_GIVEN TASK_. Write out the material below again, unchanged.

====================

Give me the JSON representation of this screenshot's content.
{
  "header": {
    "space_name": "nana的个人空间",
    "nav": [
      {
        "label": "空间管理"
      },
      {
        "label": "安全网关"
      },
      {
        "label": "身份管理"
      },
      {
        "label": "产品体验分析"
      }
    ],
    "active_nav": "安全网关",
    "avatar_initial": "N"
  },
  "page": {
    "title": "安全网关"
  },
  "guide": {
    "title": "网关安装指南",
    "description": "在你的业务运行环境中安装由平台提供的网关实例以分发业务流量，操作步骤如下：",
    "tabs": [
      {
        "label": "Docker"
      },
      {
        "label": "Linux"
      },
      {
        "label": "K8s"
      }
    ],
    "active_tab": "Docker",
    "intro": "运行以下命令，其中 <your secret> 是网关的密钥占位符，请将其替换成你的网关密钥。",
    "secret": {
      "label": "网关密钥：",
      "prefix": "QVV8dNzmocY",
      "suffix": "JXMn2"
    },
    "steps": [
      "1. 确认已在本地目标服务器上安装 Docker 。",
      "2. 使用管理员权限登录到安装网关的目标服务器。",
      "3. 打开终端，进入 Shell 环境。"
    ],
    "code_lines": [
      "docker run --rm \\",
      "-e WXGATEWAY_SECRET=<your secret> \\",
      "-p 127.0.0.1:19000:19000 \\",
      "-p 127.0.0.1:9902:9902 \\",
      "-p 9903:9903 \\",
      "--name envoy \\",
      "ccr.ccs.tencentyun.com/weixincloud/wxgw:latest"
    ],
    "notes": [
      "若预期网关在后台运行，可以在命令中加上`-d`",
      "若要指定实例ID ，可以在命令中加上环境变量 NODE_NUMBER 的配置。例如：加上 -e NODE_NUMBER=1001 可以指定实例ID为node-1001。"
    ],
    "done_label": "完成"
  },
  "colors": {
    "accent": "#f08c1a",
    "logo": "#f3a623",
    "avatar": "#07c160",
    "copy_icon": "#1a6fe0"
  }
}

====================

_PROBLEM SOLUTION_.
Give me the JSON representation of this screenshot's content.
{
  "header": {
    "space_name": "nana的个人空间",
    "nav": [
      {
        "label": "空间管理"
      },
      {
        "label": "安全网关"
      },
      {
        "label": "身份管理"
      },
      {
        "label": "产品体验分析"
      }
    ],
    "active_nav": "安全网关",
    "avatar_initial": "N"
  },
  "page": {
    "title": "安全网关"
  },
  "guide": {
    "title": "网关安装指南",
    "description": "在你的业务运行环境中安装由平台提供的网关实例以分发业务流量，操作步骤如下：",
    "tabs": [
      {
        "label": "Docker"
      },
      {
        "label": "Linux"
      },
      {
        "label": "K8s"
      }
    ],
    "active_tab": "Docker",
    "intro": "运行以下命令，其中 <your secret> 是网关的密钥占位符，请将其替换成你的网关密钥。",
    "secret": {
      "label": "网关密钥：",
      "prefix": "QVV8dNzmocY",
      "suffix": "JXMn2"
    },
    "steps": [
      "1. 确认已在本地目标服务器上安装 Docker 。",
      "2. 使用管理员权限登录到安装网关的目标服务器。",
      "3. 打开终端，进入 Shell 环境。"
    ],
    "code_lines": [
      "docker run --rm \\",
      "-e WXGATEWAY_SECRET=<your secret> \\",
      "-p 127.0.0.1:19000:19000 \\",
      "-p 127.0.0.1:9902:9902 \\",
      "-p 9903:9903 \\",
      "--name envoy \\",
      "ccr.ccs.tencentyun.com/weixincloud/wxgw:latest"
    ],
    "notes": [
      "若预期网关在后台运行，可以在命令中加上`-d`",
      "若要指定实例ID ，可以在命令中加上环境变量 NODE_NUMBER 的配置。例如：加上 -e NODE_NUMBER=1001 可以指定实例ID为node-1001。"
    ],
    "done_label": "完成"
  },
  "colors": {
    "accent": "#f08c1a",
    "logo": "#f3a623",
    "avatar": "#07c160",
    "copy_icon": "#1a6fe0"
  }
}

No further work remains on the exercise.